:: Given entries

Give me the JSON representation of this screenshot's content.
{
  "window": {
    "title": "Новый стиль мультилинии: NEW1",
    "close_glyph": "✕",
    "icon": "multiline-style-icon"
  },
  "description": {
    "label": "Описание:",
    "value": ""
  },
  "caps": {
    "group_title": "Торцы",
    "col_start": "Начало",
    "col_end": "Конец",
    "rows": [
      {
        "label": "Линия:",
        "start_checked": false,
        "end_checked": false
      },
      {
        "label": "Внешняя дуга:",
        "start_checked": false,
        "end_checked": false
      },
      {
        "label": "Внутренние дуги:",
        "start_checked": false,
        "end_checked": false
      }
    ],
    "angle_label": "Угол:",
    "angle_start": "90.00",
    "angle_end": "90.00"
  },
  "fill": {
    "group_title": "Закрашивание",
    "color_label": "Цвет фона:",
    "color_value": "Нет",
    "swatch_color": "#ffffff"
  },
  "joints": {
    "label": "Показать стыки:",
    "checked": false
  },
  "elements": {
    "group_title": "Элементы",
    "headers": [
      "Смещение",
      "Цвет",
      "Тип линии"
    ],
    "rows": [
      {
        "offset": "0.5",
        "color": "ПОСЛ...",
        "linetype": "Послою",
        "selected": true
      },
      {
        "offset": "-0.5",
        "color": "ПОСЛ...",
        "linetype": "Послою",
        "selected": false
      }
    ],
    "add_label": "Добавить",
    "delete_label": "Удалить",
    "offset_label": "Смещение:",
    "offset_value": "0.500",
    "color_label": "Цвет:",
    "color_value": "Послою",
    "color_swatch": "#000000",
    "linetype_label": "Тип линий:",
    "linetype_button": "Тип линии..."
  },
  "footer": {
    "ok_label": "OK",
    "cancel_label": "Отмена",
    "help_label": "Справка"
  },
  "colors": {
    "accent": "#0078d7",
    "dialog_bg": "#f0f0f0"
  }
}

::::
:: Given entries

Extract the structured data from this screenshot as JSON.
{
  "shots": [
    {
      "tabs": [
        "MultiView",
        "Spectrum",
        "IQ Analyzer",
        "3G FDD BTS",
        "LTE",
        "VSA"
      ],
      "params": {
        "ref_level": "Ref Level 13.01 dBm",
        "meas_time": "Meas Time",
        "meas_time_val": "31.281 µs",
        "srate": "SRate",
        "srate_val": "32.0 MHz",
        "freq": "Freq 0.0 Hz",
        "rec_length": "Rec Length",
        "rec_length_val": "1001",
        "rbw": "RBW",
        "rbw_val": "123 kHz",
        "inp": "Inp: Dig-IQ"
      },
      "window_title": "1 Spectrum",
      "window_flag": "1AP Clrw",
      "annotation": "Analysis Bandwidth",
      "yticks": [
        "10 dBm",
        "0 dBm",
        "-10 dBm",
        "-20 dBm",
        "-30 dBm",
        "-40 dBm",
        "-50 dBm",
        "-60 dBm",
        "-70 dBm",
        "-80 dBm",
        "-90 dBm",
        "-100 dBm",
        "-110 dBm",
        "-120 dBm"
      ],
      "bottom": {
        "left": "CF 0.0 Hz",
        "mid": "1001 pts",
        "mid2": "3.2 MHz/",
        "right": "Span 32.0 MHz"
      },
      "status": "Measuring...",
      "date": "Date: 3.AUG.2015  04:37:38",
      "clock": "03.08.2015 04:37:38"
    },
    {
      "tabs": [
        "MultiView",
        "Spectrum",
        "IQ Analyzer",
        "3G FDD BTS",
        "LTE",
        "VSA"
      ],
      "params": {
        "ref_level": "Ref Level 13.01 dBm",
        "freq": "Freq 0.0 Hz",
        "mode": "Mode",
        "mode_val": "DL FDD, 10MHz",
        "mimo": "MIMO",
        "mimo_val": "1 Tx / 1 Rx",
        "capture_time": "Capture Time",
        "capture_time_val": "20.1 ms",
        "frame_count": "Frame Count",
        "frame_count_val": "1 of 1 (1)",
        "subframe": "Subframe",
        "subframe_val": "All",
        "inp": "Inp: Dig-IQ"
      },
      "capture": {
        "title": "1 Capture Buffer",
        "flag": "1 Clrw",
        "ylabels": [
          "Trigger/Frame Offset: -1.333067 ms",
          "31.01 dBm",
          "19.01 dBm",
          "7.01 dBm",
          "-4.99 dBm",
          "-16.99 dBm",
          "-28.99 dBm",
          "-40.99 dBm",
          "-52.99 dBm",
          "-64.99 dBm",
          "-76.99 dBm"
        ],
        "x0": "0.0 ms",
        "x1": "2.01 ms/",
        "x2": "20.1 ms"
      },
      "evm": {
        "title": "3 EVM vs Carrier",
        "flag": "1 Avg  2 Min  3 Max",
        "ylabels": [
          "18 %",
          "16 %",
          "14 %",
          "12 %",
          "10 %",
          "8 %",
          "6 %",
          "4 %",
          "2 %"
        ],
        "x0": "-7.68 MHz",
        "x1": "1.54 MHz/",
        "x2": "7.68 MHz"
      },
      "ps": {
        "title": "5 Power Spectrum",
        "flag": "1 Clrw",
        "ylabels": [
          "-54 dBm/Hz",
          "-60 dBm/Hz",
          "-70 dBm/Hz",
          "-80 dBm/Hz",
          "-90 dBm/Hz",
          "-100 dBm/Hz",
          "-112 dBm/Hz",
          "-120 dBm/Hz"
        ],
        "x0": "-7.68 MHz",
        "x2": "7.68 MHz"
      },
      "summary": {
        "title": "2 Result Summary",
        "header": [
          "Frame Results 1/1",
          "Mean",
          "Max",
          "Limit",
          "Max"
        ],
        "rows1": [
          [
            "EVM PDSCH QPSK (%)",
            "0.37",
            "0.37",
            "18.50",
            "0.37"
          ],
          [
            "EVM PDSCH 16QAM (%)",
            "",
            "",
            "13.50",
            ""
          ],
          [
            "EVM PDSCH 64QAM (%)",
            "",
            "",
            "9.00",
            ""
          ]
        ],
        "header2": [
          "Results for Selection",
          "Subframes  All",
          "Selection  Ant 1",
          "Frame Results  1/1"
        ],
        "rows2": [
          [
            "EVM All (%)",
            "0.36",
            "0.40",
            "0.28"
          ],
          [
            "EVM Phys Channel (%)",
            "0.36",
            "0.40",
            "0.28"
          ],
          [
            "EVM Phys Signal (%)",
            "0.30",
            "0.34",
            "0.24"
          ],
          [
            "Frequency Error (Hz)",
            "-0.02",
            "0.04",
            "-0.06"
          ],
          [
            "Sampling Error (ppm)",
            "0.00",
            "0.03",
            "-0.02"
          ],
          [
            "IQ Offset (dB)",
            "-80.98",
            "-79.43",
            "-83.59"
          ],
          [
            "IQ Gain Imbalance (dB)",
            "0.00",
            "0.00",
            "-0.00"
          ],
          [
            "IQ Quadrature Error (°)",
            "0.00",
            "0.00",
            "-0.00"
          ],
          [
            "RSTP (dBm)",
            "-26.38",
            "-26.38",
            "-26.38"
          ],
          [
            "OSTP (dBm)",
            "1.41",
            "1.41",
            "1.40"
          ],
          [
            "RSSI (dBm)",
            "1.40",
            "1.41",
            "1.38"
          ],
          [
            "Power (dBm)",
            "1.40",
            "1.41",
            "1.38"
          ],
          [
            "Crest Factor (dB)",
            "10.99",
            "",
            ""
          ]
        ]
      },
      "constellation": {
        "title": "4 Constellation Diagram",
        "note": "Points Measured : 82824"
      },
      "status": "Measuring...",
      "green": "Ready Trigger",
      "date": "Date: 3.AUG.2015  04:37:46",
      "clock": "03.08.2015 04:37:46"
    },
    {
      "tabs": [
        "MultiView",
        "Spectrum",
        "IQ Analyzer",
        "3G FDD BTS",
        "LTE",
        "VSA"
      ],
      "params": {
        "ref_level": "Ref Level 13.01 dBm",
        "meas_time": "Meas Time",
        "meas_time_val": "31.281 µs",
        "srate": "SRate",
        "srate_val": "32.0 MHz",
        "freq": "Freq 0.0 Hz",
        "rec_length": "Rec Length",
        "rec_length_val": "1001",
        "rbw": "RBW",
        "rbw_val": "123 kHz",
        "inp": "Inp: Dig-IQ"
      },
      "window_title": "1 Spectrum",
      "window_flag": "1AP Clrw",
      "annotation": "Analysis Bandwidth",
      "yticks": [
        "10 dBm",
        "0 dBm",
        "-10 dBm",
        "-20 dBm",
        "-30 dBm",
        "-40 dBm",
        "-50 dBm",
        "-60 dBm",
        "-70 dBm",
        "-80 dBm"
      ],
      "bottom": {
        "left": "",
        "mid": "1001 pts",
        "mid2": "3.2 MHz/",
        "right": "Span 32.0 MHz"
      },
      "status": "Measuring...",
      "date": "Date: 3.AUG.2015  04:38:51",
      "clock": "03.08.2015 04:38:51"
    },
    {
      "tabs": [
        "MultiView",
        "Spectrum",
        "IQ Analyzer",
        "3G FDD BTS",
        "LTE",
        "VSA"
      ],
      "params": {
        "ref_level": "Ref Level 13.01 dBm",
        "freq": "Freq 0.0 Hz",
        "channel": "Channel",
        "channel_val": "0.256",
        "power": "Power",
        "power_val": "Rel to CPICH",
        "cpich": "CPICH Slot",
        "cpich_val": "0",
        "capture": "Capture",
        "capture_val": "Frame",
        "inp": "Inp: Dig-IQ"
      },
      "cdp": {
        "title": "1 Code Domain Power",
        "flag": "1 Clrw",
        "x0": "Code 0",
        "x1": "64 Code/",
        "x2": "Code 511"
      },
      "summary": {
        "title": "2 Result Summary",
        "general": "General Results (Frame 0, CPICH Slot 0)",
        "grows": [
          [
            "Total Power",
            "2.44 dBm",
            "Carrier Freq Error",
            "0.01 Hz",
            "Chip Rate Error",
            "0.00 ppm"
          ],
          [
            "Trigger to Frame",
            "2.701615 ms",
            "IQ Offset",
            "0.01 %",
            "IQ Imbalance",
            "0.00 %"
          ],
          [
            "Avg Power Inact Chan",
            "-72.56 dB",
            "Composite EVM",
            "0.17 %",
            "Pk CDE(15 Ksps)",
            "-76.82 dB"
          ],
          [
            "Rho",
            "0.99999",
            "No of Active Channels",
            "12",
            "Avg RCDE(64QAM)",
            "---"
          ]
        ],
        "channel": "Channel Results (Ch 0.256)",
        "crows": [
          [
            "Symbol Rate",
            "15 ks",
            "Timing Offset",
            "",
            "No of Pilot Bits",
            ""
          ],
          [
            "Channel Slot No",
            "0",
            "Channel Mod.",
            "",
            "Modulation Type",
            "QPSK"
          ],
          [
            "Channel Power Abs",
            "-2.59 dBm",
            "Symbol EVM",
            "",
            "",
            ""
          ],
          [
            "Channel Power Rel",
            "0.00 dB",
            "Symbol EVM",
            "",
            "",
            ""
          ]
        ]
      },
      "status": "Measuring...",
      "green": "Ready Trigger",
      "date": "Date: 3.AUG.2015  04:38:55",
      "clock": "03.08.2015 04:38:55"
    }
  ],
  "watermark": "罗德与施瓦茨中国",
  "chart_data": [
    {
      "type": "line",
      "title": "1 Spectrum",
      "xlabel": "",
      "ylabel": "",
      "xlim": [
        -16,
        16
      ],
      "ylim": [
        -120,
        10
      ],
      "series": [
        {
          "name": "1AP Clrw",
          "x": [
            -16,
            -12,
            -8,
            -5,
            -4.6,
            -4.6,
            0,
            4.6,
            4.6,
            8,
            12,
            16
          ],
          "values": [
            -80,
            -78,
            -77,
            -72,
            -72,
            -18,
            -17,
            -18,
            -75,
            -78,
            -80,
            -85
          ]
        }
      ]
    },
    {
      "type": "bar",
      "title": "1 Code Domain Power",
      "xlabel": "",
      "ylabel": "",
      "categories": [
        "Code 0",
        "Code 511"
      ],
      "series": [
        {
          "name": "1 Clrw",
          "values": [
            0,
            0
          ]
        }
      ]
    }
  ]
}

::::
:: Given entries

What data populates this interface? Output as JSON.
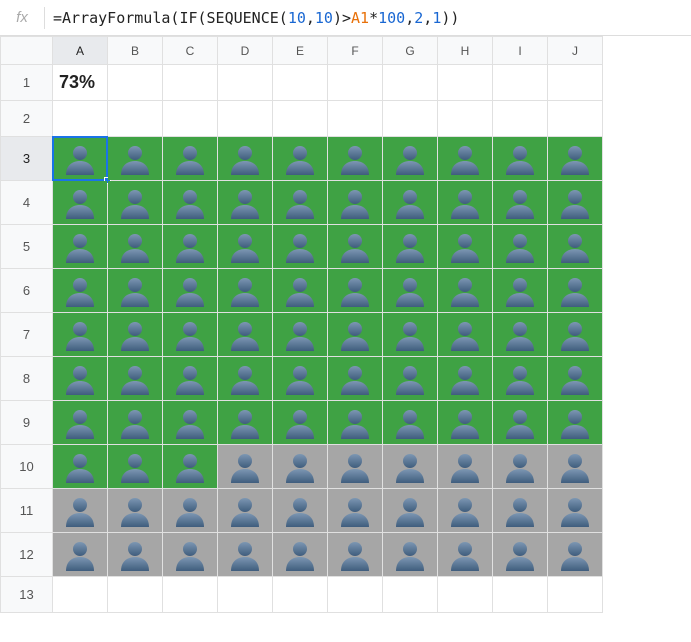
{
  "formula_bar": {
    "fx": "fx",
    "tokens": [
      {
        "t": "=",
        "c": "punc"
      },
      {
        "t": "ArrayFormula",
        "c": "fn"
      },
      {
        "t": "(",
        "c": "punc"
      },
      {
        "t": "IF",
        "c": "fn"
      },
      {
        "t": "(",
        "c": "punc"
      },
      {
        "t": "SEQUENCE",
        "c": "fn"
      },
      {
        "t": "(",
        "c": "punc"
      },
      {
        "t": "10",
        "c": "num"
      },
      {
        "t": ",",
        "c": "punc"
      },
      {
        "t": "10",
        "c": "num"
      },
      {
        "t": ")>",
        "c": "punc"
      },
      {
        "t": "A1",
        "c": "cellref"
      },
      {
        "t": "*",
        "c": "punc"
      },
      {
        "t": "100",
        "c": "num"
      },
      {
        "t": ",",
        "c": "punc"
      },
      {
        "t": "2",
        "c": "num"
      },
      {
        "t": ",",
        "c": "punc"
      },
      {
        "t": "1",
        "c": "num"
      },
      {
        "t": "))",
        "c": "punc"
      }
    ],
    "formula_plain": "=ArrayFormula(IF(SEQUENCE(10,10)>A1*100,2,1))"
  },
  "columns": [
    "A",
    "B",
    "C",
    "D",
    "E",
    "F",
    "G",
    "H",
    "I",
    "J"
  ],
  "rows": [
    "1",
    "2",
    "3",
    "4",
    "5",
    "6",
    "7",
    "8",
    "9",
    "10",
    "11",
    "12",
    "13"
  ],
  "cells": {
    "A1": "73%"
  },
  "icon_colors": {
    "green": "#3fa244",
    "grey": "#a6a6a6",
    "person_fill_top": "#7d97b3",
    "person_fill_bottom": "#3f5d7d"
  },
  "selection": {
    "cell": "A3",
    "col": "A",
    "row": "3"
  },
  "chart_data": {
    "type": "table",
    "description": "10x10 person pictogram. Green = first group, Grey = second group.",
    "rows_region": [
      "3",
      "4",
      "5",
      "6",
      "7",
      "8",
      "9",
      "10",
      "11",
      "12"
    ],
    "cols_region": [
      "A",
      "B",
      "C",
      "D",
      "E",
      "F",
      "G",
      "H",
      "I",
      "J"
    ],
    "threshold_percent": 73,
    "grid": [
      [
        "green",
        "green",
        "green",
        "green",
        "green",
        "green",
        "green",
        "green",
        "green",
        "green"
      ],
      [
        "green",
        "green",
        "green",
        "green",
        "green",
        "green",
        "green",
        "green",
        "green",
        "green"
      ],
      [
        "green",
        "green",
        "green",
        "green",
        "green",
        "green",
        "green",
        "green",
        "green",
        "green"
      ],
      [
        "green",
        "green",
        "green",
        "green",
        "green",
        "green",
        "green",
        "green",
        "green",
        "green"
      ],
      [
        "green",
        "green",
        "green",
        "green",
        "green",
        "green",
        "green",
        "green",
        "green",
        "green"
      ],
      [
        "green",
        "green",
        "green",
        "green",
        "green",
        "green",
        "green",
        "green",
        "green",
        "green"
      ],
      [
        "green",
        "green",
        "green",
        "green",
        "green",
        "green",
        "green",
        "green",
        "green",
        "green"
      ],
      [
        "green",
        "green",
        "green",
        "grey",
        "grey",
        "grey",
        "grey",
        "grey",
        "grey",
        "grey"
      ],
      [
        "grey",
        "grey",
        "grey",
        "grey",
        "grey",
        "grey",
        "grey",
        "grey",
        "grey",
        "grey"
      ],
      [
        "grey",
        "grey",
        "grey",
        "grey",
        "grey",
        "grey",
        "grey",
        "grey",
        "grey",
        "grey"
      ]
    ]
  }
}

::::

## [Challenge]
Check each line above for "Code" and return the ones that have it.

## [Result below]
        "title": "1 Code Domain Power",
        "x0": "Code 0",
        "x1": "64 Code/",
        "x2": "Code 511"
      "title": "1 Code Domain Power",
        "Code 0",
        "Code 511"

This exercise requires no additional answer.